## Exercise task
Write out the records again, exactly, leaving none out.

## Extracted material
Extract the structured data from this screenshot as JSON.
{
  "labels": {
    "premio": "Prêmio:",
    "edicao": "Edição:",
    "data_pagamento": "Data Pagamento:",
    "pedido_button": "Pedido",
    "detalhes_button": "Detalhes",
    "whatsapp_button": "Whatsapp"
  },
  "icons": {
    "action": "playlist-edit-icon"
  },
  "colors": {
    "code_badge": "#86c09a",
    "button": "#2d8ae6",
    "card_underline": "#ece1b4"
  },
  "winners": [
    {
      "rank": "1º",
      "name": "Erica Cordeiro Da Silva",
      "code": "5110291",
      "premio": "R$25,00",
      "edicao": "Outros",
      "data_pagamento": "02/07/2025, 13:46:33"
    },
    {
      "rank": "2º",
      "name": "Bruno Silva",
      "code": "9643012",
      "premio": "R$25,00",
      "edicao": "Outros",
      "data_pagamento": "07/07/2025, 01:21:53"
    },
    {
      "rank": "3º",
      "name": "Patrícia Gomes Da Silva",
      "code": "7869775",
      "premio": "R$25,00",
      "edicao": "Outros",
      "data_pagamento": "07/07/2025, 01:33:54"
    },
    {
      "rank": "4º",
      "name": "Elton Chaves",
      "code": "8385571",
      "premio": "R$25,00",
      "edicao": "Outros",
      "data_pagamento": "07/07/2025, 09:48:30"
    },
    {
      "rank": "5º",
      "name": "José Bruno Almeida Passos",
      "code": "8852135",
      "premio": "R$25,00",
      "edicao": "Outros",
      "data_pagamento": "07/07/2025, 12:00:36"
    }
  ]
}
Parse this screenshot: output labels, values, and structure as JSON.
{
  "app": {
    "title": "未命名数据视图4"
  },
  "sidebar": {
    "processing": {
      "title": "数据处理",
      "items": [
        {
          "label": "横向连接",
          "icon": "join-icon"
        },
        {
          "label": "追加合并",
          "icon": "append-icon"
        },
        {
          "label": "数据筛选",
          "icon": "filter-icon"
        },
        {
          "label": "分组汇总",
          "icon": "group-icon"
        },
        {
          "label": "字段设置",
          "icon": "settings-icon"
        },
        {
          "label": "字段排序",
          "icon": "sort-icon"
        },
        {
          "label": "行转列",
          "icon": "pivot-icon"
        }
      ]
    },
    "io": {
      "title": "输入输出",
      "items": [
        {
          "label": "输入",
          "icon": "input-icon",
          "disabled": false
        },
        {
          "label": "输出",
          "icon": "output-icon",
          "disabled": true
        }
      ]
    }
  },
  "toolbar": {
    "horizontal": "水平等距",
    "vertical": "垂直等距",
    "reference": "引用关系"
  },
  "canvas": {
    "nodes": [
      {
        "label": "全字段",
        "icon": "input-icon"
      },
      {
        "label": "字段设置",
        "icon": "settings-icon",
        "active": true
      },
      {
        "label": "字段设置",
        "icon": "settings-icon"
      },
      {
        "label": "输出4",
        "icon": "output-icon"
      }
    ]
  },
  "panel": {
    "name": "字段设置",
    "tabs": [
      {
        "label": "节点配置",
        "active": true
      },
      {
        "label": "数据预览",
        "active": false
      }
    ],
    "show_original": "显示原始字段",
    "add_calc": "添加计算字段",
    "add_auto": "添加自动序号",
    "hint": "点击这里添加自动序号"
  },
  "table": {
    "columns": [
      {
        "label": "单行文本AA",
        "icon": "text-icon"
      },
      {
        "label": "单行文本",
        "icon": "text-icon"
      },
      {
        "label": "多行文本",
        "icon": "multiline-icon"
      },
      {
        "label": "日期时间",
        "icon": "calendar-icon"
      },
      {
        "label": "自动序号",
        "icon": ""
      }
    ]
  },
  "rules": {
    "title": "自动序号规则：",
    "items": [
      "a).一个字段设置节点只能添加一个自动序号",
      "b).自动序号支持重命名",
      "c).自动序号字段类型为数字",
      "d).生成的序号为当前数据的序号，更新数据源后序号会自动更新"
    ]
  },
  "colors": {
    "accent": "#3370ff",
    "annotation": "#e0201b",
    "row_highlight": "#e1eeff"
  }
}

## Right answer
Extract the structured data from this screenshot as JSON.
{
  "labels": {
    "premio": "Prêmio:",
    "edicao": "Edição:",
    "data_pagamento": "Data Pagamento:",
    "pedido_button": "Pedido",
    "detalhes_button": "Detalhes",
    "whatsapp_button": "Whatsapp"
  },
  "icons": {
    "action": "playlist-edit-icon"
  },
  "colors": {
    "code_badge": "#86c09a",
    "button": "#2d8ae6",
    "card_underline": "#ece1b4"
  },
  "winners": [
    {
      "rank": "1º",
      "name": "Erica Cordeiro Da Silva",
      "code": "5110291",
      "premio": "R$25,00",
      "edicao": "Outros",
      "data_pagamento": "02/07/2025, 13:46:33"
    },
    {
      "rank": "2º",
      "name": "Bruno Silva",
      "code": "9643012",
      "premio": "R$25,00",
      "edicao": "Outros",
      "data_pagamento": "07/07/2025, 01:21:53"
    },
    {
      "rank": "3º",
      "name": "Patrícia Gomes Da Silva",
      "code": "7869775",
      "premio": "R$25,00",
      "edicao": "Outros",
      "data_pagamento": "07/07/2025, 01:33:54"
    },
    {
      "rank": "4º",
      "name": "Elton Chaves",
      "code": "8385571",
      "premio": "R$25,00",
      "edicao": "Outros",
      "data_pagamento": "07/07/2025, 09:48:30"
    },
    {
      "rank": "5º",
      "name": "José Bruno Almeida Passos",
      "code": "8852135",
      "premio": "R$25,00",
      "edicao": "Outros",
      "data_pagamento": "07/07/2025, 12:00:36"
    }
  ]
}
Parse this screenshot: output labels, values, and structure as JSON.
{
  "app": {
    "title": "未命名数据视图4"
  },
  "sidebar": {
    "processing": {
      "title": "数据处理",
      "items": [
        {
          "label": "横向连接",
          "icon": "join-icon"
        },
        {
          "label": "追加合并",
          "icon": "append-icon"
        },
        {
          "label": "数据筛选",
          "icon": "filter-icon"
        },
        {
          "label": "分组汇总",
          "icon": "group-icon"
        },
        {
          "label": "字段设置",
          "icon": "settings-icon"
        },
        {
          "label": "字段排序",
          "icon": "sort-icon"
        },
        {
          "label": "行转列",
          "icon": "pivot-icon"
        }
      ]
    },
    "io": {
      "title": "输入输出",
      "items": [
        {
          "label": "输入",
          "icon": "input-icon",
          "disabled": false
        },
        {
          "label": "输出",
          "icon": "output-icon",
          "disabled": true
        }
      ]
    }
  },
  "toolbar": {
    "horizontal": "水平等距",
    "vertical": "垂直等距",
    "reference": "引用关系"
  },
  "canvas": {
    "nodes": [
      {
        "label": "全字段",
        "icon": "input-icon"
      },
      {
        "label": "字段设置",
        "icon": "settings-icon",
        "active": true
      },
      {
        "label": "字段设置",
        "icon": "settings-icon"
      },
      {
        "label": "输出4",
        "icon": "output-icon"
      }
    ]
  },
  "panel": {
    "name": "字段设置",
    "tabs": [
      {
        "label": "节点配置",
        "active": true
      },
      {
        "label": "数据预览",
        "active": false
      }
    ],
    "show_original": "显示原始字段",
    "add_calc": "添加计算字段",
    "add_auto": "添加自动序号",
    "hint": "点击这里添加自动序号"
  },
  "table": {
    "columns": [
      {
        "label": "单行文本AA",
        "icon": "text-icon"
      },
      {
        "label": "单行文本",
        "icon": "text-icon"
      },
      {
        "label": "多行文本",
        "icon": "multiline-icon"
      },
      {
        "label": "日期时间",
        "icon": "calendar-icon"
      },
      {
        "label": "自动序号",
        "icon": ""
      }
    ]
  },
  "rules": {
    "title": "自动序号规则：",
    "items": [
      "a).一个字段设置节点只能添加一个自动序号",
      "b).自动序号支持重命名",
      "c).自动序号字段类型为数字",
      "d).生成的序号为当前数据的序号，更新数据源后序号会自动更新"
    ]
  },
  "colors": {
    "accent": "#3370ff",
    "annotation": "#e0201b",
    "row_highlight": "#e1eeff"
  }
}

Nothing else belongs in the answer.